» Exercise requirements
Using the material that follows, identify and copy each line with the string "Kormányhivatala".

» Data for this task
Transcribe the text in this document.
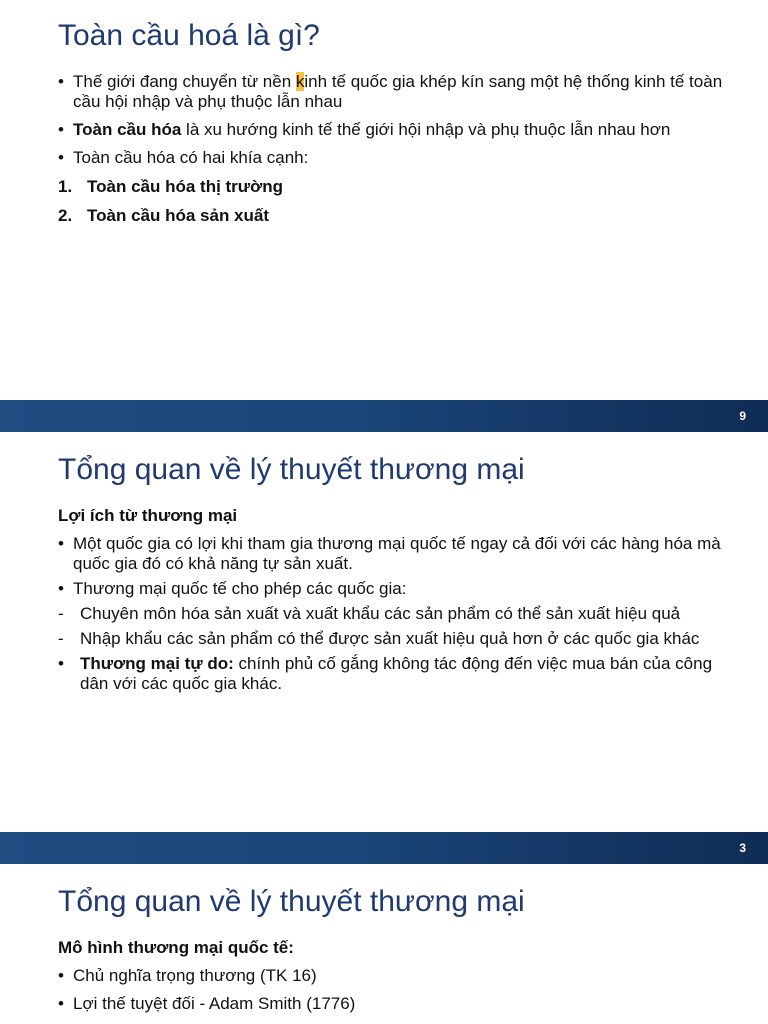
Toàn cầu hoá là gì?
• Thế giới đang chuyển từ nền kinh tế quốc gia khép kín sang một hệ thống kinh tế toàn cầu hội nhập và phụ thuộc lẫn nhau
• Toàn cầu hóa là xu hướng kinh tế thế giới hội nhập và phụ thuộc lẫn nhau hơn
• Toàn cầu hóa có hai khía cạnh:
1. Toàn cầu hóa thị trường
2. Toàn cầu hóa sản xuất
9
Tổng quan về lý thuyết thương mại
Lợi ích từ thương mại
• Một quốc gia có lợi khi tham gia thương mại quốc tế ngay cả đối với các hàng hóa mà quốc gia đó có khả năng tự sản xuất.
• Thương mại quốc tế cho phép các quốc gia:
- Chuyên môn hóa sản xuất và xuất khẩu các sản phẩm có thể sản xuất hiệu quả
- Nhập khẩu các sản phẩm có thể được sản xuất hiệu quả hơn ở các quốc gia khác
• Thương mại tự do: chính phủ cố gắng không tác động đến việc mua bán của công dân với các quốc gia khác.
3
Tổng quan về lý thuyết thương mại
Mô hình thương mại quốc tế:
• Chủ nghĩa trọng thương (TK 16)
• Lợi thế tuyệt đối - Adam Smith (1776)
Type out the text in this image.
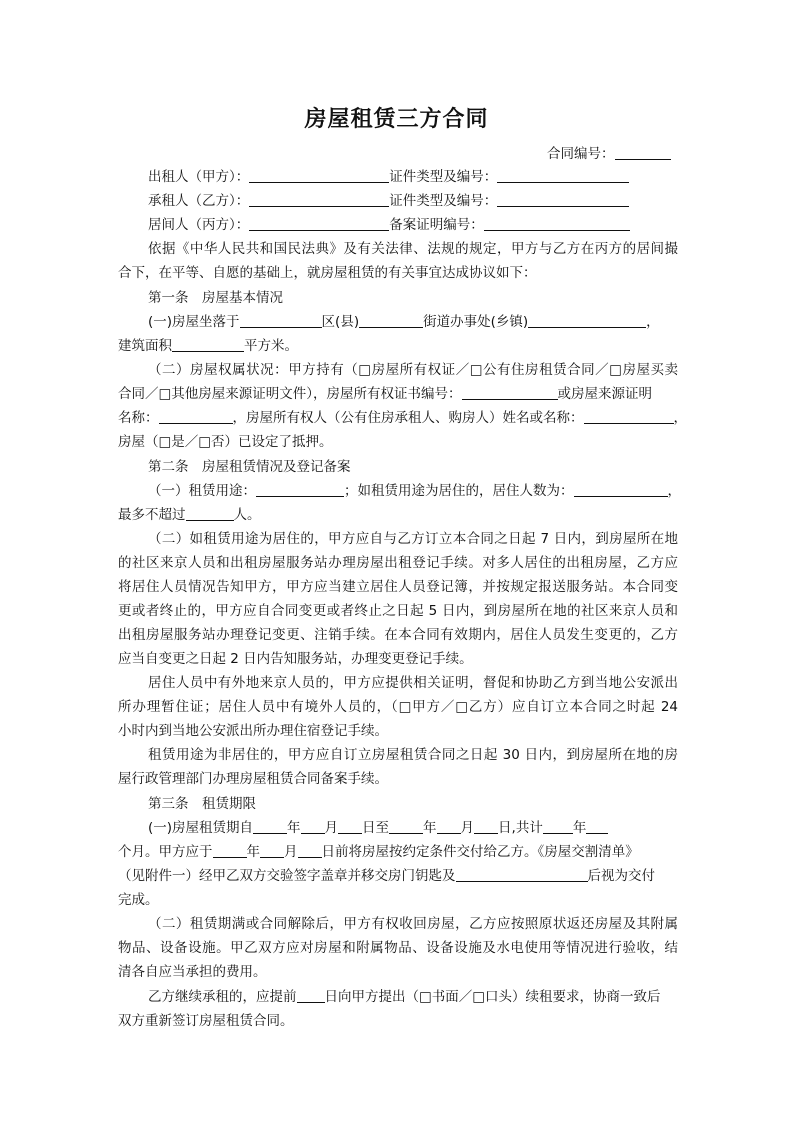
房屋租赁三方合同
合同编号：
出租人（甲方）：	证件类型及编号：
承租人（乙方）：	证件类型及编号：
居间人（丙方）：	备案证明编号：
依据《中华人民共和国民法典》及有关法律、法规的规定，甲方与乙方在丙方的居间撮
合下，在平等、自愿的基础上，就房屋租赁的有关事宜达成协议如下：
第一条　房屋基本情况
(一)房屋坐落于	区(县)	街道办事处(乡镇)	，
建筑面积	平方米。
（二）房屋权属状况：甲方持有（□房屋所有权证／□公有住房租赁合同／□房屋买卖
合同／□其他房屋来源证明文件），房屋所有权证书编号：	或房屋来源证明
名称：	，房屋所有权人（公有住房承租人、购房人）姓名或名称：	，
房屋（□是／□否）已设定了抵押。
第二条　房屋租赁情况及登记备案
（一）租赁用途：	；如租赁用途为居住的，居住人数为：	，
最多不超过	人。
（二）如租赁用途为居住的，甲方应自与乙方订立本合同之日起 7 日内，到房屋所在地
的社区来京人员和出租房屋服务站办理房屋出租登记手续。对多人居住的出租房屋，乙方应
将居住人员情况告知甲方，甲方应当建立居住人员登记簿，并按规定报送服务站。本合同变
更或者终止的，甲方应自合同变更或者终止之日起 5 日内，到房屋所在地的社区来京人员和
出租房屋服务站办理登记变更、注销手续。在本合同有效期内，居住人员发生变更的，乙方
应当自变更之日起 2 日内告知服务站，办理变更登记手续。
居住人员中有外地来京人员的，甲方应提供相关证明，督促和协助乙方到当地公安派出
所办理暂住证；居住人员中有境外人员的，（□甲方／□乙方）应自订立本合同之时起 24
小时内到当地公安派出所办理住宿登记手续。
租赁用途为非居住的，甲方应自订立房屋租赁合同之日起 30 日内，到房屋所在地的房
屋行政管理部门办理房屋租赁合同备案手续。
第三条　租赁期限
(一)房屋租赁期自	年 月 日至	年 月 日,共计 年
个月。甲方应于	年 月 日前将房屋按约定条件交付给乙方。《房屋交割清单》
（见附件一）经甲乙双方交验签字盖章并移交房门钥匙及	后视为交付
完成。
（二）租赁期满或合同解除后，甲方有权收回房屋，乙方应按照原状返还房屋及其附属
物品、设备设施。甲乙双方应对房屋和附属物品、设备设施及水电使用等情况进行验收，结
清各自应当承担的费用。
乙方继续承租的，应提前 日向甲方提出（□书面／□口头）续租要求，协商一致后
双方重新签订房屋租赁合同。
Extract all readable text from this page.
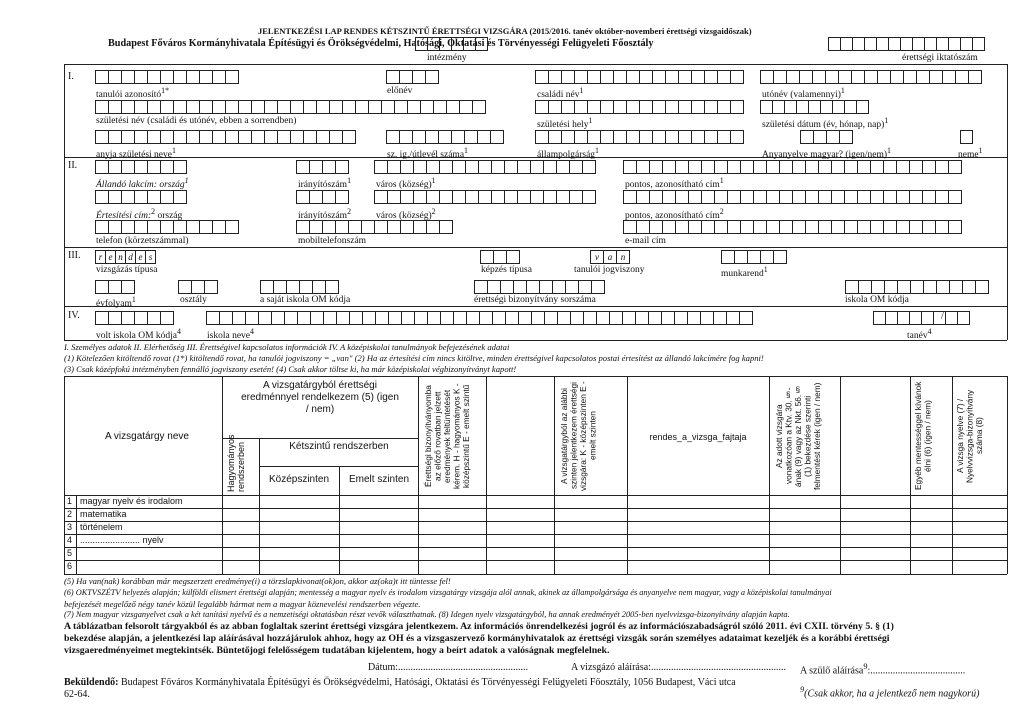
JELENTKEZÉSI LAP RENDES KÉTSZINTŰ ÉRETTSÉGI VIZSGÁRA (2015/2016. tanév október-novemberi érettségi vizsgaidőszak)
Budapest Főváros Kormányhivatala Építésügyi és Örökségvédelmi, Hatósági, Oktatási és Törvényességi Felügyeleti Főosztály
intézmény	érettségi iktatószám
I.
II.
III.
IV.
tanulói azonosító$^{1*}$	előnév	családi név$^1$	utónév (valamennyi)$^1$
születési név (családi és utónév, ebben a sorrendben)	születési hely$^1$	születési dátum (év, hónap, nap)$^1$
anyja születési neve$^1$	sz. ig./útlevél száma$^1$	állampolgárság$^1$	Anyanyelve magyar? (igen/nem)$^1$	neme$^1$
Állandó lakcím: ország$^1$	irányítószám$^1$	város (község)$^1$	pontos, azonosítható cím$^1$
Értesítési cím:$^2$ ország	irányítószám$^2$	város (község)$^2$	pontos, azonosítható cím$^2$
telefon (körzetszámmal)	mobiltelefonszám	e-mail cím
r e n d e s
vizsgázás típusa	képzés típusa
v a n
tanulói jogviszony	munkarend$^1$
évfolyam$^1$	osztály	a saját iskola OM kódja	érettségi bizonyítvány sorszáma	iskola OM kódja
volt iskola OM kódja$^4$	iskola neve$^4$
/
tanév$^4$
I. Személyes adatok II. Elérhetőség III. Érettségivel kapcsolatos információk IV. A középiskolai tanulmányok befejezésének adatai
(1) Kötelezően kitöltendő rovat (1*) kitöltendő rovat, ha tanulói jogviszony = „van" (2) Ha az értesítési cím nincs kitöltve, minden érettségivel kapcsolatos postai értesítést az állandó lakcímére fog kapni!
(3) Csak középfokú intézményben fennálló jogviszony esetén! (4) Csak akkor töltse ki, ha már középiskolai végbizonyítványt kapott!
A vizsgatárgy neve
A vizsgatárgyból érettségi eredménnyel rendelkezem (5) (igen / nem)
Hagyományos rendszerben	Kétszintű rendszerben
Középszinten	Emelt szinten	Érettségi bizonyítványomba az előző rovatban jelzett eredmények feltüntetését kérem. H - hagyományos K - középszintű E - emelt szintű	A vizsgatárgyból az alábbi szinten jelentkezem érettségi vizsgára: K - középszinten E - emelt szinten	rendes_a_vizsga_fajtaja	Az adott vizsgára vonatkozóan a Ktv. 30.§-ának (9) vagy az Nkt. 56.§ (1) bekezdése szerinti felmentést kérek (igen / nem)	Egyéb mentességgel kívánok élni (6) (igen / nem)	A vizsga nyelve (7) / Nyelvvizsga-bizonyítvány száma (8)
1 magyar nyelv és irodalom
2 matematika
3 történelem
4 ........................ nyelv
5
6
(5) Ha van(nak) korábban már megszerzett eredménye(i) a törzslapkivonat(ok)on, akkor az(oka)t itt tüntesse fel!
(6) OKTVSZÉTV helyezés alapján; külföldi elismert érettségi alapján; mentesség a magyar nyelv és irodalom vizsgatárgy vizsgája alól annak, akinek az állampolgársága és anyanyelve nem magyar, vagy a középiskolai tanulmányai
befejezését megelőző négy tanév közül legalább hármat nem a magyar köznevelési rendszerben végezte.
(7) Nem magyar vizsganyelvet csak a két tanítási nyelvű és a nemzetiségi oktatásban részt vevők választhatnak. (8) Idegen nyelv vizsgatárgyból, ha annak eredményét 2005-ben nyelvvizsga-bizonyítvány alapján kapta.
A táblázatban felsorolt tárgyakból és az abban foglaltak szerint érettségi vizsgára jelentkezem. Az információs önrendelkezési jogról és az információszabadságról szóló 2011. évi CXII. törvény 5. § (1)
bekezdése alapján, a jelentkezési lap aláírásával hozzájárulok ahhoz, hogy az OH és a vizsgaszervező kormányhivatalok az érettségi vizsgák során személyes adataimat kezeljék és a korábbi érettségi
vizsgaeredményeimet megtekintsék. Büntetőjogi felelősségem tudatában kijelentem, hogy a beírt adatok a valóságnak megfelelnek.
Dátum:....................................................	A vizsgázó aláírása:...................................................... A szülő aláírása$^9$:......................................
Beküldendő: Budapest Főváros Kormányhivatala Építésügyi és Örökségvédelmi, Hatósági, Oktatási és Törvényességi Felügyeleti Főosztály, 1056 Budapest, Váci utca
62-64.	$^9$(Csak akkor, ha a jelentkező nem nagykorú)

» Right answer
Budapest Főváros Kormányhivatala Építésügyi és Örökségvédelmi, Hatósági, Oktatási és Törvényességi Felügyeleti Főosztály
Beküldendő: Budapest Főváros Kormányhivatala Építésügyi és Örökségvédelmi, Hatósági, Oktatási és Törvényességi Felügyeleti Főosztály, 1056 Budapest, Váci utca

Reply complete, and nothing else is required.